(Assigned task)
Some lines of these records may hold the word "ylabel"; state how many, using only the number.

....................

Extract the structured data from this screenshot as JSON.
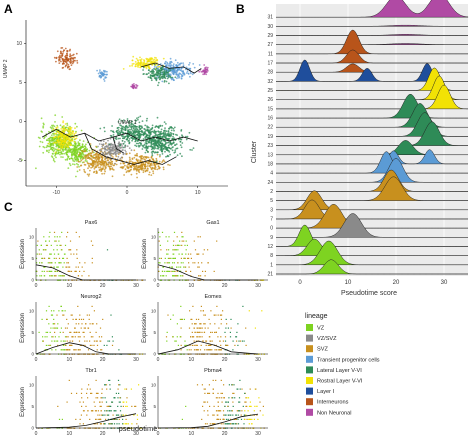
{
  "panels": {
    "a": {
      "letter": "A",
      "xlabel": "UMAP 1",
      "ylabel": "UMAP 2",
      "xticks": [
        "-10",
        "0",
        "10"
      ],
      "yticks": [
        "10",
        "5",
        "0",
        "-5"
      ]
    },
    "b": {
      "letter": "B"
    },
    "c": {
      "letter": "C"
    }
  },
  "legend": {
    "title": "lineage",
    "items": [
      {
        "label": "VZ",
        "color": "#7ed321"
      },
      {
        "label": "VZ/SVZ",
        "color": "#8a8a8a"
      },
      {
        "label": "SVZ",
        "color": "#c8901e"
      },
      {
        "label": "Transient progenitor cells",
        "color": "#5b9bd5"
      },
      {
        "label": "Lateral Layer V-VI",
        "color": "#2e8b57"
      },
      {
        "label": "Rostral Layer V-VI",
        "color": "#f2e205"
      },
      {
        "label": "Layer I",
        "color": "#1f4e9c"
      },
      {
        "label": "Interneurons",
        "color": "#b8541a"
      },
      {
        "label": "Non Neuronal",
        "color": "#b04aa4"
      }
    ]
  },
  "chart_data": [
    {
      "type": "scatter",
      "panel": "A",
      "title": "",
      "xlabel": "UMAP 1",
      "ylabel": "UMAP 2",
      "xlim": [
        -14,
        14
      ],
      "ylim": [
        -8,
        13
      ],
      "xticks": [
        -10,
        0,
        10
      ],
      "yticks": [
        -5,
        0,
        5,
        10
      ],
      "clusters": [
        {
          "lineage": "VZ",
          "center": [
            -9.5,
            -2.5
          ],
          "spread": [
            2.5,
            2.0
          ]
        },
        {
          "lineage": "VZ",
          "center": [
            -7,
            -4
          ],
          "spread": [
            2.0,
            1.5
          ]
        },
        {
          "lineage": "SVZ",
          "center": [
            -4,
            -5
          ],
          "spread": [
            2.5,
            1.5
          ]
        },
        {
          "lineage": "SVZ",
          "center": [
            2,
            -5.5
          ],
          "spread": [
            3.0,
            1.2
          ]
        },
        {
          "lineage": "VZ/SVZ",
          "center": [
            -2,
            -3.5
          ],
          "spread": [
            1.8,
            1.2
          ]
        },
        {
          "lineage": "Lateral Layer V-VI",
          "center": [
            5,
            -2.5
          ],
          "spread": [
            3.0,
            1.8
          ]
        },
        {
          "lineage": "Lateral Layer V-VI",
          "center": [
            1,
            -1.5
          ],
          "spread": [
            3.0,
            1.5
          ]
        },
        {
          "lineage": "Rostral Layer V-VI",
          "center": [
            -9,
            -2
          ],
          "spread": [
            1.5,
            1.5
          ]
        },
        {
          "lineage": "Transient progenitor cells",
          "center": [
            6.5,
            6.5
          ],
          "spread": [
            2.5,
            1.2
          ]
        },
        {
          "lineage": "Rostral Layer V-VI",
          "center": [
            2.5,
            7.5
          ],
          "spread": [
            2.0,
            0.8
          ]
        },
        {
          "lineage": "Lateral Layer V-VI",
          "center": [
            4.5,
            6.0
          ],
          "spread": [
            2.0,
            0.9
          ]
        },
        {
          "lineage": "Interneurons",
          "center": [
            -8.5,
            8.0
          ],
          "spread": [
            1.2,
            1.2
          ]
        },
        {
          "lineage": "Transient progenitor cells",
          "center": [
            -3.5,
            6.0
          ],
          "spread": [
            0.6,
            0.6
          ]
        },
        {
          "lineage": "Non Neuronal",
          "center": [
            11,
            6.5
          ],
          "spread": [
            0.5,
            0.5
          ]
        },
        {
          "lineage": "Non Neuronal",
          "center": [
            1,
            4.5
          ],
          "spread": [
            0.4,
            0.3
          ]
        }
      ]
    },
    {
      "type": "area",
      "panel": "B",
      "xlabel": "Pseudotime score",
      "ylabel": "Cluster",
      "xlim": [
        -5,
        35
      ],
      "xticks": [
        0,
        10,
        20,
        30
      ],
      "rows": [
        {
          "cluster": "31",
          "peaks": [
            {
              "x": 20,
              "sd": 2.0,
              "h": 0.9,
              "lineage": "Non Neuronal"
            },
            {
              "x": 29,
              "sd": 2.0,
              "h": 1.0,
              "lineage": "Non Neuronal"
            }
          ]
        },
        {
          "cluster": "30",
          "peaks": [
            {
              "x": 22,
              "sd": 3.0,
              "h": 0.05,
              "lineage": "Non Neuronal"
            }
          ]
        },
        {
          "cluster": "29",
          "peaks": [
            {
              "x": 22,
              "sd": 3.0,
              "h": 0.05,
              "lineage": "Non Neuronal"
            }
          ]
        },
        {
          "cluster": "27",
          "peaks": [
            {
              "x": 22,
              "sd": 3.0,
              "h": 0.05,
              "lineage": "Non Neuronal"
            }
          ]
        },
        {
          "cluster": "11",
          "peaks": [
            {
              "x": 11,
              "sd": 1.3,
              "h": 1.0,
              "lineage": "Interneurons"
            }
          ]
        },
        {
          "cluster": "17",
          "peaks": [
            {
              "x": 11,
              "sd": 1.3,
              "h": 0.55,
              "lineage": "Interneurons"
            }
          ]
        },
        {
          "cluster": "28",
          "peaks": [
            {
              "x": 11,
              "sd": 1.3,
              "h": 0.35,
              "lineage": "Interneurons"
            }
          ]
        },
        {
          "cluster": "32",
          "peaks": [
            {
              "x": 1,
              "sd": 1.0,
              "h": 0.9,
              "lineage": "Layer I"
            },
            {
              "x": 14,
              "sd": 1.0,
              "h": 0.55,
              "lineage": "Layer I"
            },
            {
              "x": 26.5,
              "sd": 1.0,
              "h": 0.75,
              "lineage": "Layer I"
            }
          ]
        },
        {
          "cluster": "25",
          "peaks": [
            {
              "x": 28,
              "sd": 1.2,
              "h": 0.95,
              "lineage": "Rostral Layer V-VI"
            }
          ]
        },
        {
          "cluster": "26",
          "peaks": [
            {
              "x": 29,
              "sd": 1.2,
              "h": 1.0,
              "lineage": "Rostral Layer V-VI"
            }
          ]
        },
        {
          "cluster": "15",
          "peaks": [
            {
              "x": 30,
              "sd": 1.3,
              "h": 1.0,
              "lineage": "Rostral Layer V-VI"
            }
          ]
        },
        {
          "cluster": "16",
          "peaks": [
            {
              "x": 23,
              "sd": 1.5,
              "h": 1.0,
              "lineage": "Lateral Layer V-VI"
            }
          ]
        },
        {
          "cluster": "22",
          "peaks": [
            {
              "x": 25,
              "sd": 1.5,
              "h": 1.0,
              "lineage": "Lateral Layer V-VI"
            }
          ]
        },
        {
          "cluster": "19",
          "peaks": [
            {
              "x": 26,
              "sd": 1.5,
              "h": 1.0,
              "lineage": "Lateral Layer V-VI"
            }
          ]
        },
        {
          "cluster": "23",
          "peaks": [
            {
              "x": 27.5,
              "sd": 1.5,
              "h": 1.0,
              "lineage": "Lateral Layer V-VI"
            }
          ]
        },
        {
          "cluster": "13",
          "peaks": [
            {
              "x": 22,
              "sd": 1.5,
              "h": 0.6,
              "lineage": "Lateral Layer V-VI"
            }
          ]
        },
        {
          "cluster": "18",
          "peaks": [
            {
              "x": 19.5,
              "sd": 1.0,
              "h": 0.55,
              "lineage": "Transient progenitor cells"
            },
            {
              "x": 27,
              "sd": 1.0,
              "h": 0.6,
              "lineage": "Transient progenitor cells"
            }
          ]
        },
        {
          "cluster": "4",
          "peaks": [
            {
              "x": 18,
              "sd": 1.2,
              "h": 0.9,
              "lineage": "Transient progenitor cells"
            }
          ]
        },
        {
          "cluster": "24",
          "peaks": [
            {
              "x": 20,
              "sd": 1.5,
              "h": 1.0,
              "lineage": "Transient progenitor cells"
            }
          ]
        },
        {
          "cluster": "2",
          "peaks": [
            {
              "x": 19,
              "sd": 1.5,
              "h": 0.9,
              "lineage": "SVZ"
            }
          ]
        },
        {
          "cluster": "5",
          "peaks": [
            {
              "x": 19.5,
              "sd": 1.8,
              "h": 1.0,
              "lineage": "SVZ"
            }
          ]
        },
        {
          "cluster": "3",
          "peaks": [
            {
              "x": 3,
              "sd": 1.5,
              "h": 0.8,
              "lineage": "SVZ"
            }
          ]
        },
        {
          "cluster": "7",
          "peaks": [
            {
              "x": 2.5,
              "sd": 1.5,
              "h": 0.8,
              "lineage": "SVZ"
            }
          ]
        },
        {
          "cluster": "0",
          "peaks": [
            {
              "x": 7,
              "sd": 1.8,
              "h": 1.0,
              "lineage": "SVZ"
            }
          ]
        },
        {
          "cluster": "9",
          "peaks": [
            {
              "x": 11,
              "sd": 1.8,
              "h": 1.0,
              "lineage": "VZ/SVZ"
            }
          ]
        },
        {
          "cluster": "12",
          "peaks": [
            {
              "x": 1,
              "sd": 1.2,
              "h": 0.9,
              "lineage": "VZ"
            }
          ]
        },
        {
          "cluster": "8",
          "peaks": [
            {
              "x": 3,
              "sd": 1.5,
              "h": 0.7,
              "lineage": "VZ"
            }
          ]
        },
        {
          "cluster": "1",
          "peaks": [
            {
              "x": 6,
              "sd": 1.8,
              "h": 1.0,
              "lineage": "VZ"
            }
          ]
        },
        {
          "cluster": "21",
          "peaks": [
            {
              "x": 6.5,
              "sd": 1.5,
              "h": 0.6,
              "lineage": "VZ"
            }
          ]
        }
      ]
    },
    {
      "type": "scatter",
      "panel": "C",
      "xlabel": "pseudotime",
      "ylabel": "Expression",
      "xlim": [
        0,
        33
      ],
      "ylim": [
        0,
        12
      ],
      "xticks": [
        0,
        10,
        20,
        30
      ],
      "yticks": [
        0,
        5,
        10
      ],
      "genes": [
        {
          "name": "Pax6",
          "trend": [
            [
              0,
              3.5
            ],
            [
              5,
              2.8
            ],
            [
              10,
              1.0
            ],
            [
              14,
              0.0
            ],
            [
              20,
              0.0
            ],
            [
              30,
              0.0
            ]
          ],
          "density": {
            "center": 5,
            "width": 9
          }
        },
        {
          "name": "Gas1",
          "trend": [
            [
              0,
              3.5
            ],
            [
              5,
              2.5
            ],
            [
              10,
              0.8
            ],
            [
              14,
              0.0
            ],
            [
              20,
              0.0
            ],
            [
              30,
              0.0
            ]
          ],
          "density": {
            "center": 5,
            "width": 9
          }
        },
        {
          "name": "Neurog2",
          "trend": [
            [
              0,
              0.0
            ],
            [
              5,
              1.5
            ],
            [
              10,
              2.6
            ],
            [
              14,
              2.0
            ],
            [
              18,
              0.5
            ],
            [
              22,
              0.0
            ],
            [
              30,
              0.0
            ]
          ],
          "density": {
            "center": 11,
            "width": 10
          }
        },
        {
          "name": "Eomes",
          "trend": [
            [
              0,
              0.0
            ],
            [
              6,
              1.0
            ],
            [
              12,
              3.0
            ],
            [
              17,
              2.0
            ],
            [
              22,
              0.5
            ],
            [
              30,
              0.0
            ]
          ],
          "density": {
            "center": 14,
            "width": 10
          }
        },
        {
          "name": "Tbr1",
          "trend": [
            [
              0,
              0.0
            ],
            [
              10,
              0.2
            ],
            [
              15,
              0.6
            ],
            [
              20,
              1.5
            ],
            [
              25,
              2.5
            ],
            [
              30,
              3.3
            ]
          ],
          "density": {
            "center": 22,
            "width": 9
          }
        },
        {
          "name": "Pbrna4",
          "trend": [
            [
              0,
              0.0
            ],
            [
              10,
              0.1
            ],
            [
              15,
              0.4
            ],
            [
              20,
              1.4
            ],
            [
              25,
              2.6
            ],
            [
              30,
              3.2
            ]
          ],
          "density": {
            "center": 22,
            "width": 9
          }
        }
      ]
    }
  ]
}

....................

(Answer section)
4